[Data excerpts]

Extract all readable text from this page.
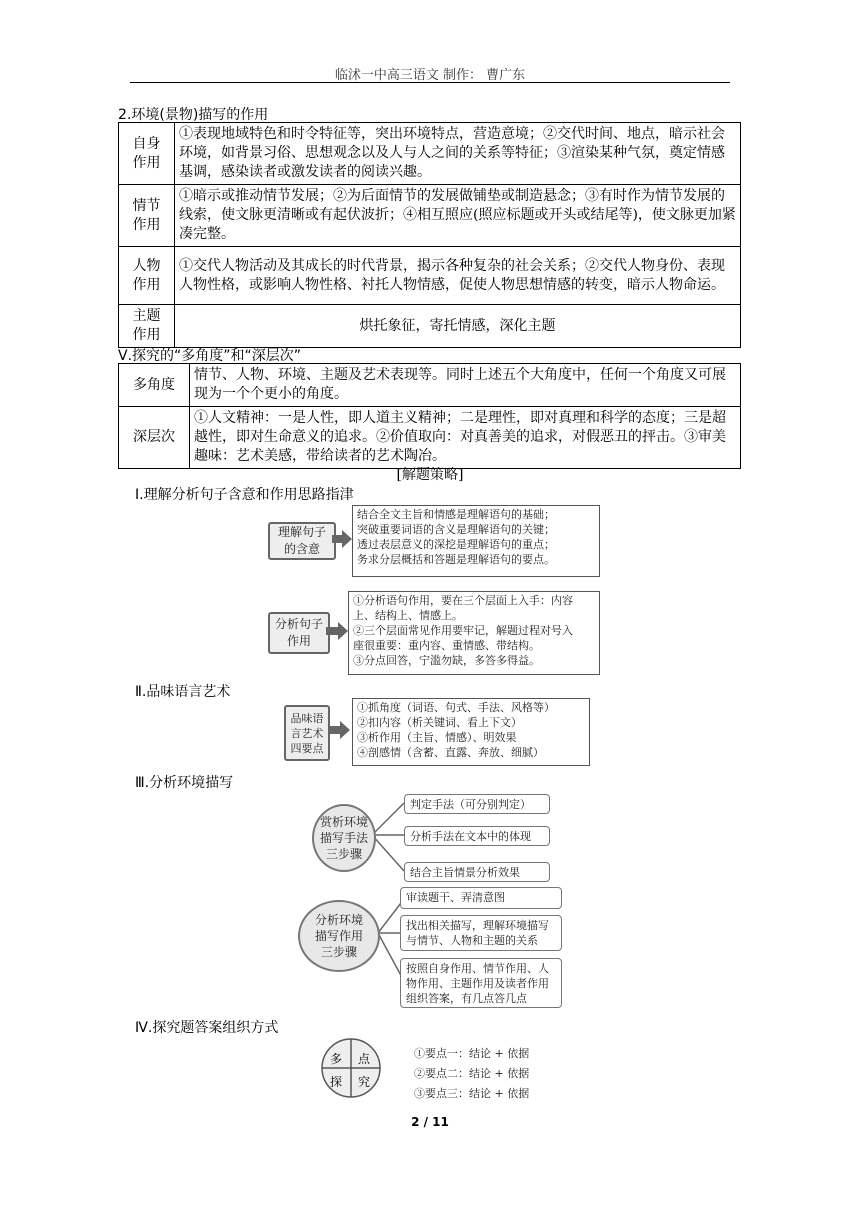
临沭一中高三语文 制作： 曹广东
2.环境(景物)描写的作用
自身
作用	①表现地域特色和时令特征等，突出环境特点，营造意境；②交代时间、地点，暗示社会环境，如背景习俗、思想观念以及人与人之间的关系等特征；③渲染某种气氛，奠定情感基调，感染读者或激发读者的阅读兴趣。
情节
作用	①暗示或推动情节发展；②为后面情节的发展做铺垫或制造悬念；③有时作为情节发展的线索，使文脉更清晰或有起伏波折；④相互照应(照应标题或开头或结尾等)，使文脉更加紧凑完整。
人物
作用	①交代人物活动及其成长的时代背景，揭示各种复杂的社会关系；②交代人物身份、表现人物性格，或影响人物性格、衬托人物情感，促使人物思想情感的转变，暗示人物命运。
主题
作用	烘托象征，寄托情感，深化主题
Ⅴ.探究的“多角度”和“深层次”
多角度	情节、人物、环境、主题及艺术表现等。同时上述五个大角度中，任何一个角度又可展现为一个个更小的角度。
深层次	①人文精神：一是人性，即人道主义精神；二是理性，即对真理和科学的态度；三是超越性，即对生命意义的追求。②价值取向：对真善美的追求，对假恶丑的抨击。③审美趣味：艺术美感，带给读者的艺术陶冶。
[解题策略]
Ⅰ.理解分析句子含意和作用思路指津
理解句子
的含意
结合全文主旨和情感是理解语句的基础；
突破重要词语的含义是理解语句的关键；
透过表层意义的深挖是理解语句的重点；
务求分层概括和答题是理解语句的要点。
分析句子
作用
①分析语句作用，要在三个层面上入手：内容
上、结构上、情感上。
②三个层面常见作用要牢记，解题过程对号入
座很重要：重内容、重情感、带结构。
③分点回答，宁滥勿缺，多答多得益。
Ⅱ.品味语言艺术
品味语
言艺术
四要点
①抓角度（词语、句式、手法、风格等）
②扣内容（析关键词、看上下文）
③析作用（主旨、情感）、明效果
④剖感情（含蓄、直露、奔放、细腻）
Ⅲ.分析环境描写
赏析环境
描写手法
三步骤
判定手法（可分别判定）
分析手法在文本中的体现
结合主旨情景分析效果
分析环境
描写作用
三步骤
审读题干、弄清意图
找出相关描写，理解环境描写与情节、人物和主题的关系
按照自身作用、情节作用、人物作用、主题作用及读者作用组织答案，有几点答几点
Ⅳ.探究题答案组织方式
多 点
探 究
①要点一：结论 + 依据
②要点二：结论 + 依据
③要点三：结论 + 依据
2 / 11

# Work required
Copy every line of the data exactly as written, excluding the pictures.

# Reply to the exercise
Extract all readable text from this page.
临沭一中高三语文 制作： 曹广东
2.环境(景物)描写的作用
自身
作用	①表现地域特色和时令特征等，突出环境特点，营造意境；②交代时间、地点，暗示社会环境，如背景习俗、思想观念以及人与人之间的关系等特征；③渲染某种气氛，奠定情感基调，感染读者或激发读者的阅读兴趣。
情节
作用	①暗示或推动情节发展；②为后面情节的发展做铺垫或制造悬念；③有时作为情节发展的线索，使文脉更清晰或有起伏波折；④相互照应(照应标题或开头或结尾等)，使文脉更加紧凑完整。
人物
作用	①交代人物活动及其成长的时代背景，揭示各种复杂的社会关系；②交代人物身份、表现人物性格，或影响人物性格、衬托人物情感，促使人物思想情感的转变，暗示人物命运。
主题
作用	烘托象征，寄托情感，深化主题
Ⅴ.探究的“多角度”和“深层次”
多角度	情节、人物、环境、主题及艺术表现等。同时上述五个大角度中，任何一个角度又可展现为一个个更小的角度。
深层次	①人文精神：一是人性，即人道主义精神；二是理性，即对真理和科学的态度；三是超越性，即对生命意义的追求。②价值取向：对真善美的追求，对假恶丑的抨击。③审美趣味：艺术美感，带给读者的艺术陶冶。
[解题策略]
Ⅰ.理解分析句子含意和作用思路指津
理解句子
的含意
结合全文主旨和情感是理解语句的基础；
突破重要词语的含义是理解语句的关键；
透过表层意义的深挖是理解语句的重点；
务求分层概括和答题是理解语句的要点。
分析句子
作用
①分析语句作用，要在三个层面上入手：内容
上、结构上、情感上。
②三个层面常见作用要牢记，解题过程对号入
座很重要：重内容、重情感、带结构。
③分点回答，宁滥勿缺，多答多得益。
Ⅱ.品味语言艺术
品味语
言艺术
四要点
①抓角度（词语、句式、手法、风格等）
②扣内容（析关键词、看上下文）
③析作用（主旨、情感）、明效果
④剖感情（含蓄、直露、奔放、细腻）
Ⅲ.分析环境描写
赏析环境
描写手法
三步骤
判定手法（可分别判定）
分析手法在文本中的体现
结合主旨情景分析效果
分析环境
描写作用
三步骤
审读题干、弄清意图
找出相关描写，理解环境描写与情节、人物和主题的关系
按照自身作用、情节作用、人物作用、主题作用及读者作用组织答案，有几点答几点
Ⅳ.探究题答案组织方式
多 点
探 究
①要点一：结论 + 依据
②要点二：结论 + 依据
③要点三：结论 + 依据
2 / 11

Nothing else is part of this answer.